---------- Extrait de page

Pour encourager les producteurs locaux de céréales, et selon les recommandations de l’Ites, il y a lieu de reconsidérer le prix à la production du blé dur local, le prix de cette céréale a été souvent inférieur au prix du même produit importé, ce qui se traduit par une situation anormale. Il semble donc indiqué d’explorer la possibilité de mettre en place un système de fixation du prix à la production du blé dur produit localement indexé sur le marché international et majoré d’une prime. Le but est de corriger une anomalie, d’encourager un produit local, d’augmenter les quantités locales collectées, de diminuer par ce biais la dépendance vis-à-vis de l’étranger et d’améliorer le revenu d’une partie défavorisée de la population.

--------------------
---------- Lignes

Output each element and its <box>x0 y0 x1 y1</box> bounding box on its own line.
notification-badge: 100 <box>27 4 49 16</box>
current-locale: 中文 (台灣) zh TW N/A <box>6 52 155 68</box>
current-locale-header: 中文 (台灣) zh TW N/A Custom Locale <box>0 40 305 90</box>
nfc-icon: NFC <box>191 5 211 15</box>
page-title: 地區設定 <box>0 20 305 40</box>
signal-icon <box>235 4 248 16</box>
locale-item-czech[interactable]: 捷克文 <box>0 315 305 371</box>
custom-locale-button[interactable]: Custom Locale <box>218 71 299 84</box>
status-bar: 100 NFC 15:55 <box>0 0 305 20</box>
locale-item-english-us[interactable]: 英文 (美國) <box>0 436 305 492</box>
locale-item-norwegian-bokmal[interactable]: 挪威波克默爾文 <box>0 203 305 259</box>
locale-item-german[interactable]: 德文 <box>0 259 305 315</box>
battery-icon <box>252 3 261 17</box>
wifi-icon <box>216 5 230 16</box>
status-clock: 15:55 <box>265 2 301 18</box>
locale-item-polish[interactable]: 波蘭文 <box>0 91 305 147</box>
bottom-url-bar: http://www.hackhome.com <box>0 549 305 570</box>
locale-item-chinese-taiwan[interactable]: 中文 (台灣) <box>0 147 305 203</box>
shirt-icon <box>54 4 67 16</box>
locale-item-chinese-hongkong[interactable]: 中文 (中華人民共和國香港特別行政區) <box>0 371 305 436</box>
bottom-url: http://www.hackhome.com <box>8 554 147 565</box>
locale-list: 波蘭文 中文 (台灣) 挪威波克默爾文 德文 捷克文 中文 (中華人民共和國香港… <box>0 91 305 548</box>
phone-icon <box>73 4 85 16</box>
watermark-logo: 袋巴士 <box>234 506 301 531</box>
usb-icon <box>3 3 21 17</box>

--------------------

_Tâches de l'exercice_:
(a) Dans l'extrait sur le prix du blé dur :
(i) Selon les recommandations de quel organisme faut-il reconsidérer le prix à la production ?
(ii) Comment le prix du blé dur local s'est-il souvent situé par rapport à celui du même produit importé ?
(iii) Sur quoi le système de fixation du prix envisagé serait-il indexé, et de quoi serait-il majoré ?
(b) Reprenez mot pour mot, dans l'extrait sur le prix du blé dur, le passage qui s'ouvre sur les mots contenant "Pour encourager les" et se referme sur "de la population.".

_Résultats par tâche_:
(a)
(i) De l'Ites.
(ii) Il a souvent été inférieur.
(iii) Sur le marché international, majoré d'une prime.

(b)
Pour encourager les producteurs locaux de céréales, et selon les recommandations de l’Ites, il y a lieu de reconsidérer le prix à la production du blé dur local, le prix de cette céréale a été souvent inférieur au prix du même produit importé, ce qui se traduit par une situation anormale. Il semble donc indiqué d’explorer la possibilité de mettre en place un système de fixation du prix à la production du blé dur produit localement indexé sur le marché international et majoré d’une prime. Le but est de corriger une anomalie, d’encourager un produit local, d’augmenter les quantités locales collectées, de diminuer par ce biais la dépendance vis-à-vis de l’étranger et d’améliorer le revenu d’une partie défavorisée de la population.